**Your task**
Collect all lines from the listing that include the string "Services".

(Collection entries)
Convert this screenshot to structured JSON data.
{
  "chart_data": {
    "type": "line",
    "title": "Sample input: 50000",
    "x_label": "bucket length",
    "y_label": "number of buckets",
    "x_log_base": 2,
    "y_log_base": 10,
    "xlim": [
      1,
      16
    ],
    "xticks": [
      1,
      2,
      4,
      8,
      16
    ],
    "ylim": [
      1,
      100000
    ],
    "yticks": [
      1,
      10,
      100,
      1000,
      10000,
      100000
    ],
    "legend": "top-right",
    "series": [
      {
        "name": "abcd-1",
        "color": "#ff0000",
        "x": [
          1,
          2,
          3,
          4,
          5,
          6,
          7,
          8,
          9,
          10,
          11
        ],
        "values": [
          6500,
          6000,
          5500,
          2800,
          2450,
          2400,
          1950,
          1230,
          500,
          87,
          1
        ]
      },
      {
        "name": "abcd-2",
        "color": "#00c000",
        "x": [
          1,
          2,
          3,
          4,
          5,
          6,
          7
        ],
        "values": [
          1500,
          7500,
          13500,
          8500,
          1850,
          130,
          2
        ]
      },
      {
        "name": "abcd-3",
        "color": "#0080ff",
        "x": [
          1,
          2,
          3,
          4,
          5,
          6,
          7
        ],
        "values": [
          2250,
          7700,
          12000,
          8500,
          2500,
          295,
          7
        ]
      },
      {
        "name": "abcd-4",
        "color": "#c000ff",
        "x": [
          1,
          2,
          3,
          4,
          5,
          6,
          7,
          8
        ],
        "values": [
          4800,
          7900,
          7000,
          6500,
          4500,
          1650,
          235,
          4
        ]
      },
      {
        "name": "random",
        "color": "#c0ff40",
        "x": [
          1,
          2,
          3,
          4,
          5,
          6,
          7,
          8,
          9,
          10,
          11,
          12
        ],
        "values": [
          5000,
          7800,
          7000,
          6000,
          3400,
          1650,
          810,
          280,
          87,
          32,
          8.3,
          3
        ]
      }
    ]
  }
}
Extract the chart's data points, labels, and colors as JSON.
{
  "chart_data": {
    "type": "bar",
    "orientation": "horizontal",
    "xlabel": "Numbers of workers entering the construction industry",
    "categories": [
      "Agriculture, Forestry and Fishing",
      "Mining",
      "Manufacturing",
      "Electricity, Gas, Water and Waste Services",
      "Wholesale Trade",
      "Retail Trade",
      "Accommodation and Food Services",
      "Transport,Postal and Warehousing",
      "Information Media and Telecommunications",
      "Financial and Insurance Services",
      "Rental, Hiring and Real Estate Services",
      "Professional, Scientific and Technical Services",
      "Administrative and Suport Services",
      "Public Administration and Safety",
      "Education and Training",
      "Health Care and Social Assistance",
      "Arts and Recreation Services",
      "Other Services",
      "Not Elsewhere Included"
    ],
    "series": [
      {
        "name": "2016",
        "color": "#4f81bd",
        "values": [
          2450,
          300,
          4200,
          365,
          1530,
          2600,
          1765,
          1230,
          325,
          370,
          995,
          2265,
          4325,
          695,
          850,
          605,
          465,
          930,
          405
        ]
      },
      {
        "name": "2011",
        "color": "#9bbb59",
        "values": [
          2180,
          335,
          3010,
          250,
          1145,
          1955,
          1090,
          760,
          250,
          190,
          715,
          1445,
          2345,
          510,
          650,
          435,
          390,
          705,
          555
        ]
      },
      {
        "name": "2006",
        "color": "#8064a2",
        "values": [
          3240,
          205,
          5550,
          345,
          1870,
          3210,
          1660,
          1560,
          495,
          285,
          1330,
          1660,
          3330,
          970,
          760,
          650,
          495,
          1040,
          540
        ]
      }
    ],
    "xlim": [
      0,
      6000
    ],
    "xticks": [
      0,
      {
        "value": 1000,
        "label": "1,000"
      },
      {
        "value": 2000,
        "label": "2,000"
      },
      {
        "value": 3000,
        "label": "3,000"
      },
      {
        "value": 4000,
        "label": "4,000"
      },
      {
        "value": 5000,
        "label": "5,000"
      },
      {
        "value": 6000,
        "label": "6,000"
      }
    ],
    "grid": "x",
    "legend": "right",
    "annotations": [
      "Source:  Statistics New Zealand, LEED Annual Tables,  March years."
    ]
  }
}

**Exercise output**
      "Electricity, Gas, Water and Waste Services",
      "Accommodation and Food Services",
      "Financial and Insurance Services",
      "Rental, Hiring and Real Estate Services",
      "Professional, Scientific and Technical Services",
      "Administrative and Suport Services",
      "Arts and Recreation Services",
      "Other Services",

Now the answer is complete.